Repeat the listing that follows, character for character, minus the pictures.

□ □ □

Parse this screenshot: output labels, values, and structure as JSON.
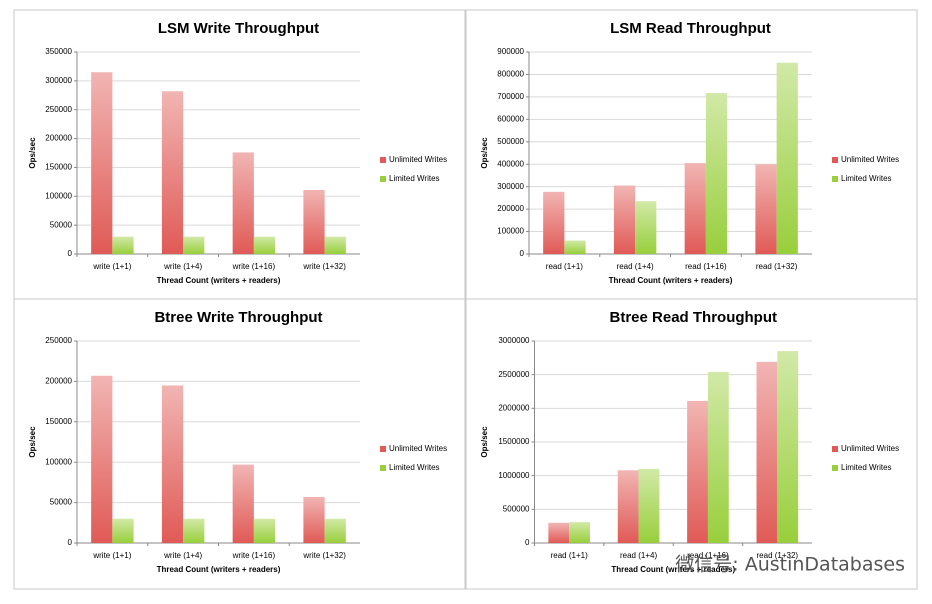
{
  "chart_data": [
    {
      "type": "bar",
      "title": "LSM Write Throughput",
      "x_label": "Thread Count (writers + readers)",
      "y_label": "Ops/sec",
      "categories": [
        "write (1+1)",
        "write (1+4)",
        "write (1+16)",
        "write (1+32)"
      ],
      "series": [
        {
          "name": "Unlimited Writes",
          "color": "#e05a56",
          "values": [
            315000,
            282000,
            176000,
            111000
          ]
        },
        {
          "name": "Limited Writes",
          "color": "#98cf3c",
          "values": [
            30000,
            30000,
            30000,
            30000
          ]
        }
      ],
      "ylim": [
        0,
        350000
      ],
      "yticks": [
        0,
        50000,
        100000,
        150000,
        200000,
        250000,
        300000,
        350000
      ],
      "legend": "right"
    },
    {
      "type": "bar",
      "title": "LSM Read Throughput",
      "x_label": "Thread Count (writers + readers)",
      "y_label": "Ops/sec",
      "categories": [
        "read (1+1)",
        "read (1+4)",
        "read (1+16)",
        "read (1+32)"
      ],
      "series": [
        {
          "name": "Unlimited Writes",
          "color": "#e05a56",
          "values": [
            277000,
            305000,
            405000,
            400000
          ]
        },
        {
          "name": "Limited Writes",
          "color": "#98cf3c",
          "values": [
            60000,
            235000,
            717000,
            852000
          ]
        }
      ],
      "ylim": [
        0,
        900000
      ],
      "yticks": [
        0,
        100000,
        200000,
        300000,
        400000,
        500000,
        600000,
        700000,
        800000,
        900000
      ],
      "legend": "right"
    },
    {
      "type": "bar",
      "title": "Btree Write Throughput",
      "x_label": "Thread Count (writers + readers)",
      "y_label": "Ops/sec",
      "categories": [
        "write (1+1)",
        "write (1+4)",
        "write (1+16)",
        "write (1+32)"
      ],
      "series": [
        {
          "name": "Unlimited Writes",
          "color": "#e05a56",
          "values": [
            207000,
            195000,
            97000,
            57000
          ]
        },
        {
          "name": "Limited Writes",
          "color": "#98cf3c",
          "values": [
            30000,
            30000,
            30000,
            30000
          ]
        }
      ],
      "ylim": [
        0,
        250000
      ],
      "yticks": [
        0,
        50000,
        100000,
        150000,
        200000,
        250000
      ],
      "legend": "right"
    },
    {
      "type": "bar",
      "title": "Btree Read Throughput",
      "x_label": "Thread Count (writers + readers)",
      "y_label": "Ops/sec",
      "categories": [
        "read (1+1)",
        "read (1+4)",
        "read (1+16)",
        "read (1+32)"
      ],
      "series": [
        {
          "name": "Unlimited Writes",
          "color": "#e05a56",
          "values": [
            300000,
            1080000,
            2110000,
            2690000
          ]
        },
        {
          "name": "Limited Writes",
          "color": "#98cf3c",
          "values": [
            310000,
            1100000,
            2540000,
            2850000
          ]
        }
      ],
      "ylim": [
        0,
        3000000
      ],
      "yticks": [
        0,
        500000,
        1000000,
        1500000,
        2000000,
        2500000,
        3000000
      ],
      "legend": "right"
    }
  ],
  "watermark": "微信号: AustinDatabases"
}
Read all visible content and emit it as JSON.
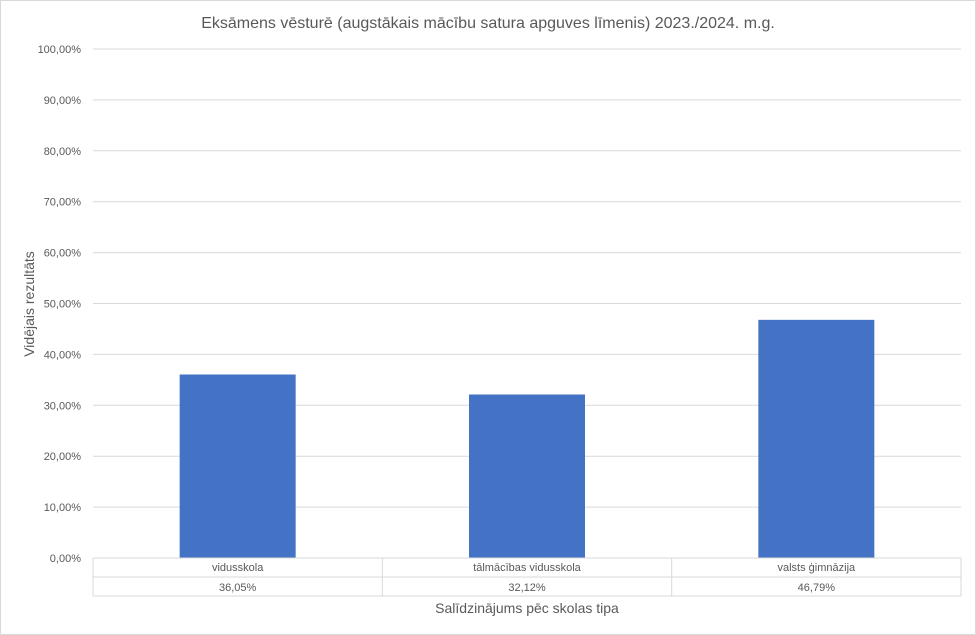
{
  "chart_data": {
    "type": "bar",
    "title": "Eksāmens vēsturē (augstākais mācību satura apguves līmenis) 2023./2024. m.g.",
    "xlabel": "Salīdzinājums pēc skolas tipa",
    "ylabel": "Vidējais rezultāts",
    "categories": [
      "vidusskola",
      "tālmācības vidusskola",
      "valsts ģimnāzija"
    ],
    "values": [
      36.05,
      32.12,
      46.79
    ],
    "value_labels": [
      "36,05%",
      "32,12%",
      "46,79%"
    ],
    "ylim": [
      0,
      100
    ],
    "yticks": [
      0,
      10,
      20,
      30,
      40,
      50,
      60,
      70,
      80,
      90,
      100
    ],
    "ytick_labels": [
      "0,00%",
      "10,00%",
      "20,00%",
      "30,00%",
      "40,00%",
      "50,00%",
      "60,00%",
      "70,00%",
      "80,00%",
      "90,00%",
      "100,00%"
    ],
    "grid": true,
    "data_table": true,
    "bar_color": "#4472c4"
  }
}
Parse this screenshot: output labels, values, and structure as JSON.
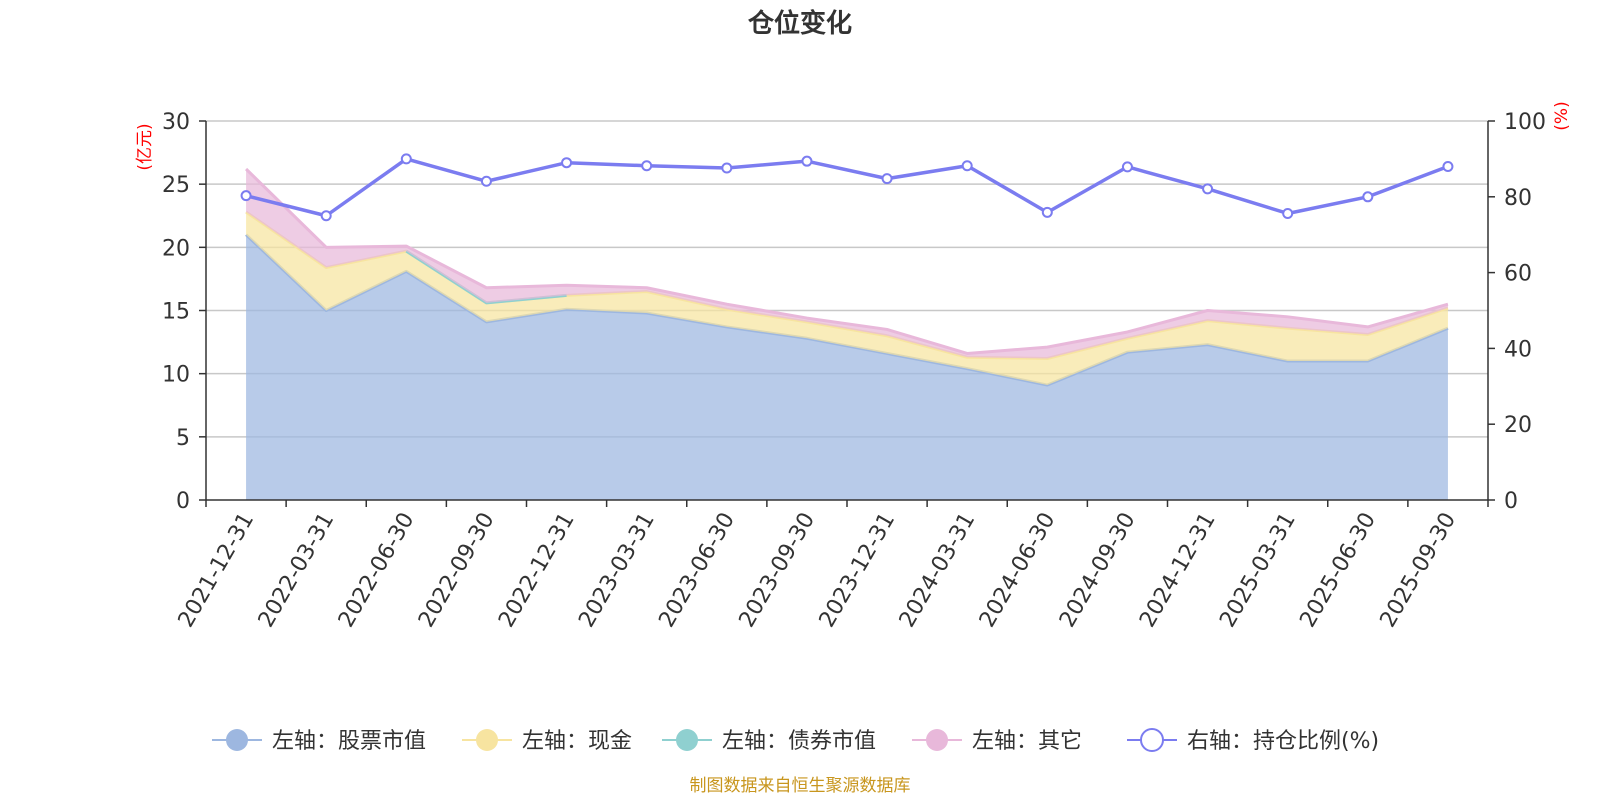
{
  "chart_data": {
    "type": "area",
    "title": "仓位变化",
    "left_axis_unit": "(亿元)",
    "right_axis_unit": "(%)",
    "categories": [
      "2021-12-31",
      "2022-03-31",
      "2022-06-30",
      "2022-09-30",
      "2022-12-31",
      "2023-03-31",
      "2023-06-30",
      "2023-09-30",
      "2023-12-31",
      "2024-03-31",
      "2024-06-30",
      "2024-09-30",
      "2024-12-31",
      "2025-03-31",
      "2025-06-30",
      "2025-09-30"
    ],
    "left_ylim": [
      0,
      30
    ],
    "left_ticks": [
      0,
      5,
      10,
      15,
      20,
      25,
      30
    ],
    "right_ylim": [
      0,
      100
    ],
    "right_ticks": [
      0,
      20,
      40,
      60,
      80,
      100
    ],
    "series": [
      {
        "name": "左轴：股票市值",
        "axis": "left",
        "stack": true,
        "color": "#9db7e0",
        "values": [
          21.0,
          15.0,
          18.1,
          14.1,
          15.1,
          14.8,
          13.7,
          12.8,
          11.6,
          10.4,
          9.1,
          11.7,
          12.3,
          11.0,
          11.0,
          13.6
        ]
      },
      {
        "name": "左轴：现金",
        "axis": "left",
        "stack": true,
        "color": "#f7e4a0",
        "values": [
          1.8,
          3.4,
          1.6,
          1.5,
          1.1,
          1.7,
          1.4,
          1.3,
          1.4,
          0.9,
          2.1,
          1.1,
          1.9,
          2.6,
          2.1,
          1.6
        ]
      },
      {
        "name": "左轴：债券市值",
        "axis": "left",
        "stack": true,
        "color": "#8fd0d0",
        "values": [
          null,
          null,
          0.0,
          0.0,
          0.0,
          null,
          null,
          null,
          null,
          null,
          null,
          null,
          null,
          null,
          null,
          null
        ]
      },
      {
        "name": "左轴：其它",
        "axis": "left",
        "stack": true,
        "color": "#e8b8da",
        "values": [
          3.4,
          1.6,
          0.4,
          1.2,
          0.8,
          0.3,
          0.4,
          0.3,
          0.5,
          0.3,
          0.9,
          0.5,
          0.8,
          0.9,
          0.6,
          0.3
        ]
      },
      {
        "name": "右轴：持仓比例(%)",
        "axis": "right",
        "stack": false,
        "color": "#7b7cf0",
        "values": [
          80.3,
          75.0,
          90.0,
          84.1,
          89.0,
          88.2,
          87.6,
          89.4,
          84.8,
          88.2,
          75.9,
          87.9,
          82.1,
          75.6,
          80.0,
          88.0
        ]
      }
    ],
    "legend_position": "bottom",
    "grid": true,
    "source_note": "制图数据来自恒生聚源数据库"
  }
}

□ □ □

» **Solution to the problem**:
Parse this screenshot: output labels, values, and structure as JSON.
{
  "chart_data": [
    {
      "type": "bar",
      "title": "LSM Write Throughput",
      "x_label": "Thread Count (writers + readers)",
      "y_label": "Ops/sec",
      "categories": [
        "write (1+1)",
        "write (1+4)",
        "write (1+16)",
        "write (1+32)"
      ],
      "series": [
        {
          "name": "Unlimited Writes",
          "color": "#e05a56",
          "values": [
            315000,
            282000,
            176000,
            111000
          ]
        },
        {
          "name": "Limited Writes",
          "color": "#98cf3c",
          "values": [
            30000,
            30000,
            30000,
            30000
          ]
        }
      ],
      "ylim": [
        0,
        350000
      ],
      "yticks": [
        0,
        50000,
        100000,
        150000,
        200000,
        250000,
        300000,
        350000
      ],
      "legend": "right"
    },
    {
      "type": "bar",
      "title": "LSM Read Throughput",
      "x_label": "Thread Count (writers + readers)",
      "y_label": "Ops/sec",
      "categories": [
        "read (1+1)",
        "read (1+4)",
        "read (1+16)",
        "read (1+32)"
      ],
      "series": [
        {
          "name": "Unlimited Writes",
          "color": "#e05a56",
          "values": [
            277000,
            305000,
            405000,
            400000
          ]
        },
        {
          "name": "Limited Writes",
          "color": "#98cf3c",
          "values": [
            60000,
            235000,
            717000,
            852000
          ]
        }
      ],
      "ylim": [
        0,
        900000
      ],
      "yticks": [
        0,
        100000,
        200000,
        300000,
        400000,
        500000,
        600000,
        700000,
        800000,
        900000
      ],
      "legend": "right"
    },
    {
      "type": "bar",
      "title": "Btree Write Throughput",
      "x_label": "Thread Count (writers + readers)",
      "y_label": "Ops/sec",
      "categories": [
        "write (1+1)",
        "write (1+4)",
        "write (1+16)",
        "write (1+32)"
      ],
      "series": [
        {
          "name": "Unlimited Writes",
          "color": "#e05a56",
          "values": [
            207000,
            195000,
            97000,
            57000
          ]
        },
        {
          "name": "Limited Writes",
          "color": "#98cf3c",
          "values": [
            30000,
            30000,
            30000,
            30000
          ]
        }
      ],
      "ylim": [
        0,
        250000
      ],
      "yticks": [
        0,
        50000,
        100000,
        150000,
        200000,
        250000
      ],
      "legend": "right"
    },
    {
      "type": "bar",
      "title": "Btree Read Throughput",
      "x_label": "Thread Count (writers + readers)",
      "y_label": "Ops/sec",
      "categories": [
        "read (1+1)",
        "read (1+4)",
        "read (1+16)",
        "read (1+32)"
      ],
      "series": [
        {
          "name": "Unlimited Writes",
          "color": "#e05a56",
          "values": [
            300000,
            1080000,
            2110000,
            2690000
          ]
        },
        {
          "name": "Limited Writes",
          "color": "#98cf3c",
          "values": [
            310000,
            1100000,
            2540000,
            2850000
          ]
        }
      ],
      "ylim": [
        0,
        3000000
      ],
      "yticks": [
        0,
        500000,
        1000000,
        1500000,
        2000000,
        2500000,
        3000000
      ],
      "legend": "right"
    }
  ],
  "watermark": "微信号: AustinDatabases"
}
Read all visible content and emit it as JSON.
{
  "chart_data": {
    "type": "bar",
    "title": "Eksāmens vēsturē (augstākais mācību satura apguves līmenis) 2023./2024. m.g.",
    "xlabel": "Salīdzinājums pēc skolas tipa",
    "ylabel": "Vidējais rezultāts",
    "categories": [
      "vidusskola",
      "tālmācības vidusskola",
      "valsts ģimnāzija"
    ],
    "values": [
      36.05,
      32.12,
      46.79
    ],
    "value_labels": [
      "36,05%",
      "32,12%",
      "46,79%"
    ],
    "ylim": [
      0,
      100
    ],
    "yticks": [
      0,
      10,
      20,
      30,
      40,
      50,
      60,
      70,
      80,
      90,
      100
    ],
    "ytick_labels": [
      "0,00%",
      "10,00%",
      "20,00%",
      "30,00%",
      "40,00%",
      "50,00%",
      "60,00%",
      "70,00%",
      "80,00%",
      "90,00%",
      "100,00%"
    ],
    "grid": true,
    "data_table": true,
    "bar_color": "#4472c4"
  }
}
Parse this screenshot: output labels, values, and structure as JSON.
{
  "chart_data": {
    "type": "area",
    "title": "仓位变化",
    "left_axis_unit": "(亿元)",
    "right_axis_unit": "(%)",
    "categories": [
      "2021-12-31",
      "2022-03-31",
      "2022-06-30",
      "2022-09-30",
      "2022-12-31",
      "2023-03-31",
      "2023-06-30",
      "2023-09-30",
      "2023-12-31",
      "2024-03-31",
      "2024-06-30",
      "2024-09-30",
      "2024-12-31",
      "2025-03-31",
      "2025-06-30",
      "2025-09-30"
    ],
    "left_ylim": [
      0,
      30
    ],
    "left_ticks": [
      0,
      5,
      10,
      15,
      20,
      25,
      30
    ],
    "right_ylim": [
      0,
      100
    ],
    "right_ticks": [
      0,
      20,
      40,
      60,
      80,
      100
    ],
    "series": [
      {
        "name": "左轴：股票市值",
        "axis": "left",
        "stack": true,
        "color": "#9db7e0",
        "values": [
          21.0,
          15.0,
          18.1,
          14.1,
          15.1,
          14.8,
          13.7,
          12.8,
          11.6,
          10.4,
          9.1,
          11.7,
          12.3,
          11.0,
          11.0,
          13.6
        ]
      },
      {
        "name": "左轴：现金",
        "axis": "left",
        "stack": true,
        "color": "#f7e4a0",
        "values": [
          1.8,
          3.4,
          1.6,
          1.5,
          1.1,
          1.7,
          1.4,
          1.3,
          1.4,
          0.9,
          2.1,
          1.1,
          1.9,
          2.6,
          2.1,
          1.6
        ]
      },
      {
        "name": "左轴：债券市值",
        "axis": "left",
        "stack": true,
        "color": "#8fd0d0",
        "values": [
          null,
          null,
          0.0,
          0.0,
          0.0,
          null,
          null,
          null,
          null,
          null,
          null,
          null,
          null,
          null,
          null,
          null
        ]
      },
      {
        "name": "左轴：其它",
        "axis": "left",
        "stack": true,
        "color": "#e8b8da",
        "values": [
          3.4,
          1.6,
          0.4,
          1.2,
          0.8,
          0.3,
          0.4,
          0.3,
          0.5,
          0.3,
          0.9,
          0.5,
          0.8,
          0.9,
          0.6,
          0.3
        ]
      },
      {
        "name": "右轴：持仓比例(%)",
        "axis": "right",
        "stack": false,
        "color": "#7b7cf0",
        "values": [
          80.3,
          75.0,
          90.0,
          84.1,
          89.0,
          88.2,
          87.6,
          89.4,
          84.8,
          88.2,
          75.9,
          87.9,
          82.1,
          75.6,
          80.0,
          88.0
        ]
      }
    ],
    "legend_position": "bottom",
    "grid": true,
    "source_note": "制图数据来自恒生聚源数据库"
  }
}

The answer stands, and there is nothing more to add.